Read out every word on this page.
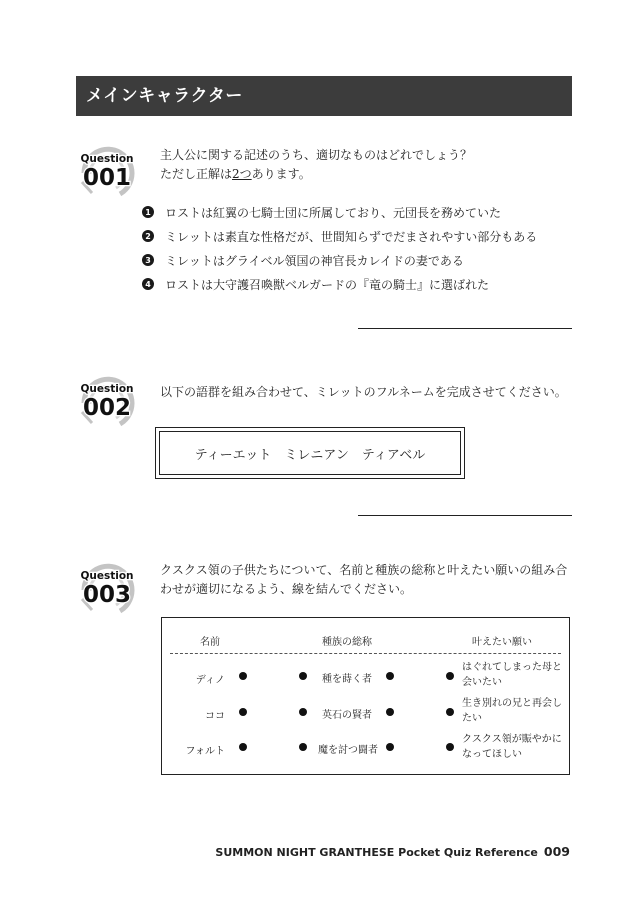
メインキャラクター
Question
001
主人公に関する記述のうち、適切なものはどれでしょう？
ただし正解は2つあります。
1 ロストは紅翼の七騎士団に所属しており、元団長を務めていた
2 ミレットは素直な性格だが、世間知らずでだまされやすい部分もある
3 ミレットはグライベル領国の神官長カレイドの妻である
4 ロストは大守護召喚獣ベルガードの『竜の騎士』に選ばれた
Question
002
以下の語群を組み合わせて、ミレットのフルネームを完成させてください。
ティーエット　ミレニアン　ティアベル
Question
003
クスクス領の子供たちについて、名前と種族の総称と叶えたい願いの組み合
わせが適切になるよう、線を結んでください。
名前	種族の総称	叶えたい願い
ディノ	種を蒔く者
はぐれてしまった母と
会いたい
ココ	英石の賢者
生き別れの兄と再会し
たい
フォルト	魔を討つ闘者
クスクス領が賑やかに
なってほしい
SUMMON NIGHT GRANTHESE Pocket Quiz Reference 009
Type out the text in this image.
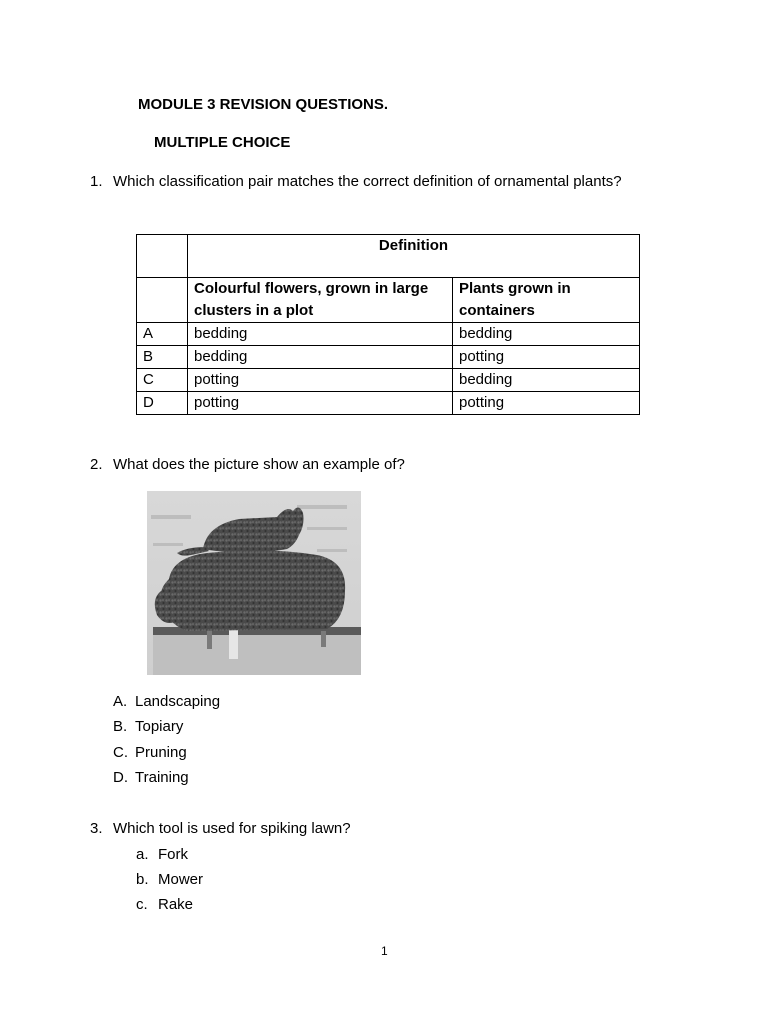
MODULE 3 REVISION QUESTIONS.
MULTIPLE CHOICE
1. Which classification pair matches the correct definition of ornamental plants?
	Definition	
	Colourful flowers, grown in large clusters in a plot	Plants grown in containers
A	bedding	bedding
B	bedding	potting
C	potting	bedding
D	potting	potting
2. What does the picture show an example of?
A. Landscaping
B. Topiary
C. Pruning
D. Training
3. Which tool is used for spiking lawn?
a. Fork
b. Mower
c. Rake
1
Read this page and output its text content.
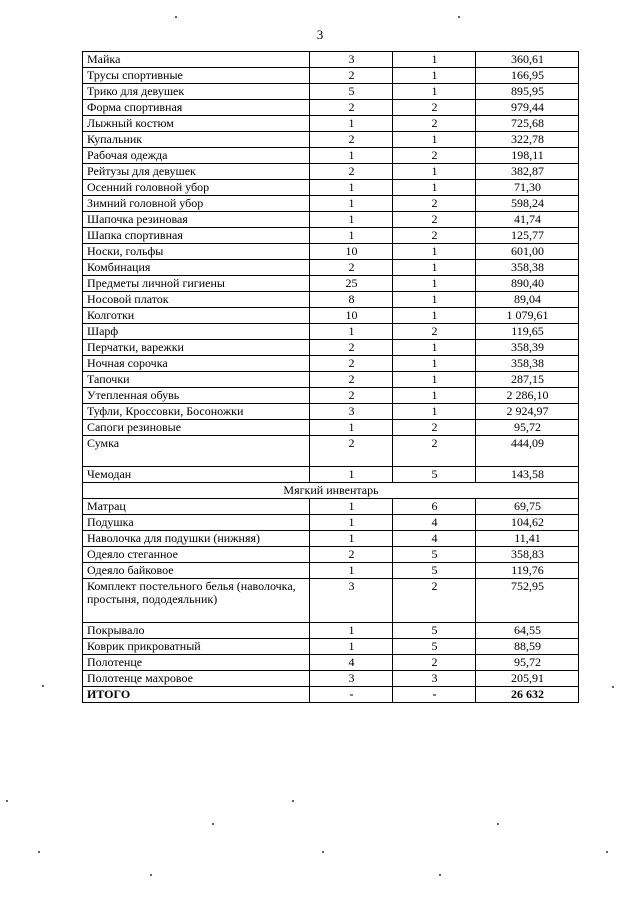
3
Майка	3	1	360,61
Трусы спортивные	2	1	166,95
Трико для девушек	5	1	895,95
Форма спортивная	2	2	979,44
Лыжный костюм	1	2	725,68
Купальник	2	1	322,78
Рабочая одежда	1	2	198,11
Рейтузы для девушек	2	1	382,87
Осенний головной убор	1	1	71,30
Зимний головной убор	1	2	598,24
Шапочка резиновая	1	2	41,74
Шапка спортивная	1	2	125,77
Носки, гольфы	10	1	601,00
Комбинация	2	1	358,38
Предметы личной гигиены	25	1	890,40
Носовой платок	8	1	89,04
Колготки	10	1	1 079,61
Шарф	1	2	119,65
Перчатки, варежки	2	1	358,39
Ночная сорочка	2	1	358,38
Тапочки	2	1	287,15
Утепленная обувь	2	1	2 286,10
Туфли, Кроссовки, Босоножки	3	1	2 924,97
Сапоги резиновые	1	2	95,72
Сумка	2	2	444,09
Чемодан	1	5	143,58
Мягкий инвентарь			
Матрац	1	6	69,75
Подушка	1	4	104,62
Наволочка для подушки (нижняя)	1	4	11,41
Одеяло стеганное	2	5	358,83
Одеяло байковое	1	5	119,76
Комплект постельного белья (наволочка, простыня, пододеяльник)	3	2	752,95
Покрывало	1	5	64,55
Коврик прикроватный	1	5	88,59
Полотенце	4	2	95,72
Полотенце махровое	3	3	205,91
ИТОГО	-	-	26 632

--

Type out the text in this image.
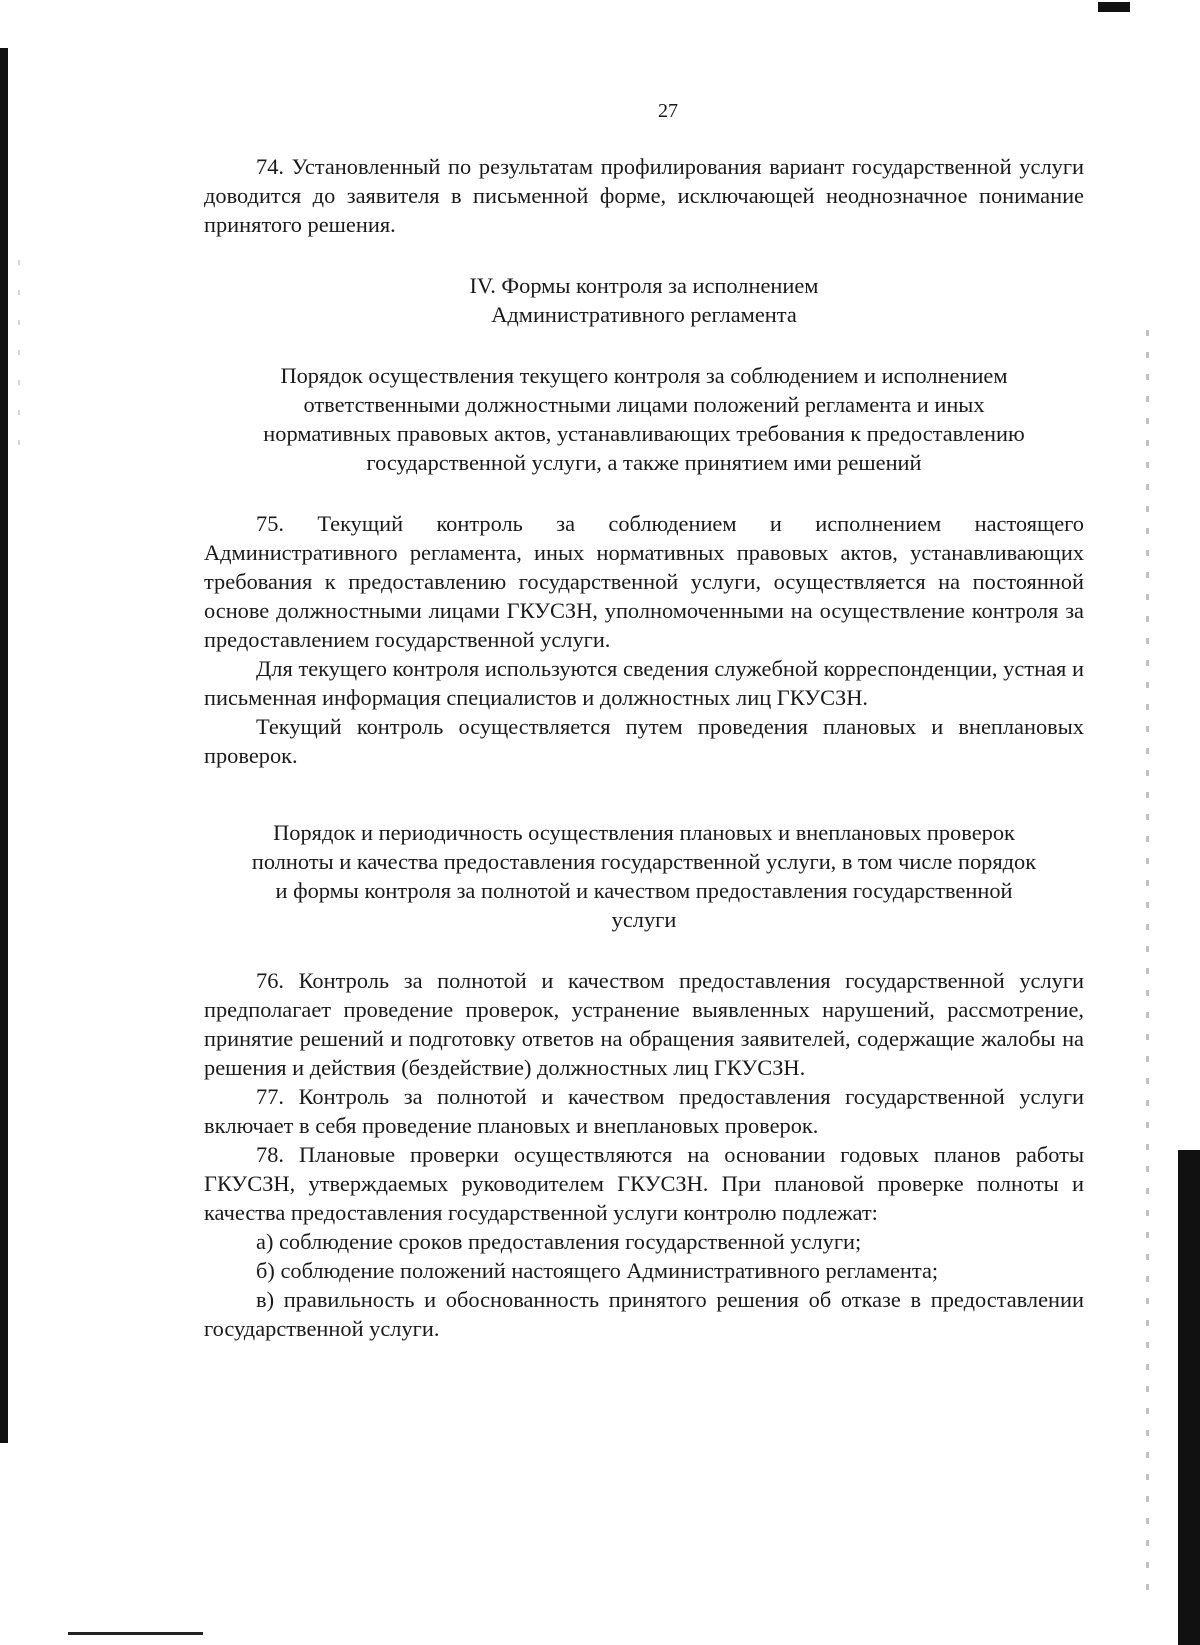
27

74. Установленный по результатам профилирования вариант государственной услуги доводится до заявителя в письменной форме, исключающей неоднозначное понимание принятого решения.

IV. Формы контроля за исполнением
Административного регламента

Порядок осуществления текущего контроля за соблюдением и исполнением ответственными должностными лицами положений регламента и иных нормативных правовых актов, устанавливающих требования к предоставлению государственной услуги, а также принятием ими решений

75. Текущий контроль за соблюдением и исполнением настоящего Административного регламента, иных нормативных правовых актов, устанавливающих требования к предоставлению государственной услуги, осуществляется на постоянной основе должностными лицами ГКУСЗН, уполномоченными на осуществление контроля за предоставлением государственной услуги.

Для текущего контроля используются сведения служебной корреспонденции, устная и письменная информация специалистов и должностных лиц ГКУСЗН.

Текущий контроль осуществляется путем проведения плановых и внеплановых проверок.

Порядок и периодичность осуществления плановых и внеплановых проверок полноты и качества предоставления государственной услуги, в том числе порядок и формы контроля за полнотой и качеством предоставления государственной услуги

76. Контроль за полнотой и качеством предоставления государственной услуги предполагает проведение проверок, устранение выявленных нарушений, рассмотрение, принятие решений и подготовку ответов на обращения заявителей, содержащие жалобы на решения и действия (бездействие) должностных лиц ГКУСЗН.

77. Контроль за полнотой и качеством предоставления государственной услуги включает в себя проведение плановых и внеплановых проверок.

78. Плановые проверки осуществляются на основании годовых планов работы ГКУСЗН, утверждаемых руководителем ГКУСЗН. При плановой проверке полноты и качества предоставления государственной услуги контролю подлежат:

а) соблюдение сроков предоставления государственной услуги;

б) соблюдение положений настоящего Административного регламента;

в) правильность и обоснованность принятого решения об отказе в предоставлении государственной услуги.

EXERCISE: Across all the entries, count the lines that contain the word "potting" and give the number by itself.

TASK ANSWER: 3